--- start of Listed entries ---
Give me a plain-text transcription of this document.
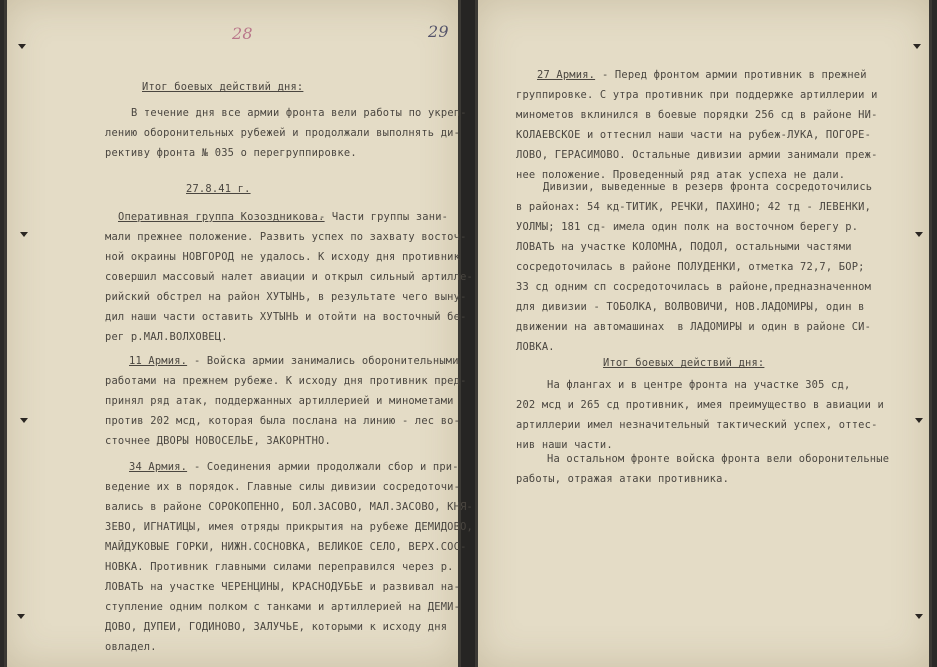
28
Итог боевых действий дня:
В течение дня все армии фронта вели работы по укреп-
лению оборонительных рубежей и продолжали выполнять ди-
рективу фронта № 035 о перегруппировке.
27.8.41 г.
Оперативная группа Козоздникова.
- Части группы зани-
мали прежнее положение. Развить успех по захвату восточ-
ной окраины НОВГОРОД не удалось. К исходу дня противник
совершил массовый налет авиации и открыл сильный артилле-
рийский обстрел на район ХУТЫНЬ, в результате чего выну-
дил наши части оставить ХУТЫНЬ и отойти на восточный бе-
рег р.МАЛ.ВОЛХОВЕЦ.
11 Армия. - Войска армии занимались оборонительными
работами на прежнем рубеже. К исходу дня противник пред-
принял ряд атак, поддержанных артиллерией и минометами
против 202 мсд, которая была послана на линию - лес во-
сточнее ДВОРЫ НОВОСЕЛЬЕ, ЗАКОРНТНО.
34 Армия. - Соединения армии продолжали сбор и при-
ведение их в порядок. Главные силы дивизии сосредоточи-
вались в районе СОРОКОПЕННО, БОЛ.ЗАСОВО, МАЛ.ЗАСОВО, КНЯ-
ЗЕВО, ИГНАТИЦЫ, имея отряды прикрытия на рубеже ДЕМИДОВО,
МАЙДУКОВЫЕ ГОРКИ, НИЖН.СОСНОВКА, ВЕЛИКОЕ СЕЛО, ВЕРХ.СОС-
НОВКА. Противник главными силами переправился через р.
ЛОВАТЬ на участке ЧЕРЕНЦИНЫ, КРАСНОДУБЬЕ и развивал на-
ступление одним полком с танками и артиллерией на ДЕМИ-
ДОВО, ДУПЕИ, ГОДИНОВО, ЗАЛУЧЬЕ, которыми к исходу дня
овладел.
29
27 Армия. - Перед фронтом армии противник в прежней
группировке. С утра противник при поддержке артиллерии и
минометов вклинился в боевые порядки 256 сд в районе НИ-
КОЛАЕВСКОЕ и оттеснил наши части на рубеж-ЛУКА, ПОГОРЕ-
ЛОВО, ГЕРАСИМОВО. Остальные дивизии армии занимали преж-
нее положение. Проведенный ряд атак успеха не дали.
Дивизии, выведенные в резерв фронта сосредоточились
в районах: 54 кд-ТИТИК, РЕЧКИ, ПАХИНО; 42 тд - ЛЕВЕНКИ,
УОЛМЫ; 181 сд- имела один полк на восточном берегу р.
ЛОВАТЬ на участке КОЛОМНА, ПОДОЛ, остальными частями
сосредоточилась в районе ПОЛУДЕНКИ, отметка 72,7, БОР;
33 сд одним сп сосредоточилась в районе,предназначенном
для дивизии - ТОБОЛКА, ВОЛВОВИЧИ, НОВ.ЛАДОМИРЫ, один в
движении на автомашинах  в ЛАДОМИРЫ и один в районе СИ-
ЛОВКА.
Итог боевых действий дня:
На флангах и в центре фронта на участке 305 сд,
202 мсд и 265 сд противник, имея преимущество в авиации и
артиллерии имел незначительный тактический успех, оттес-
нив наши части.
На остальном фронте войска фронта вели оборонительные
работы, отражая атаки противника.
--- end of Listed entries ---
*Problem description*
Each line of the data that includes the word "артиллерии" counts once; report the total and nothing more.

*Answer below*
2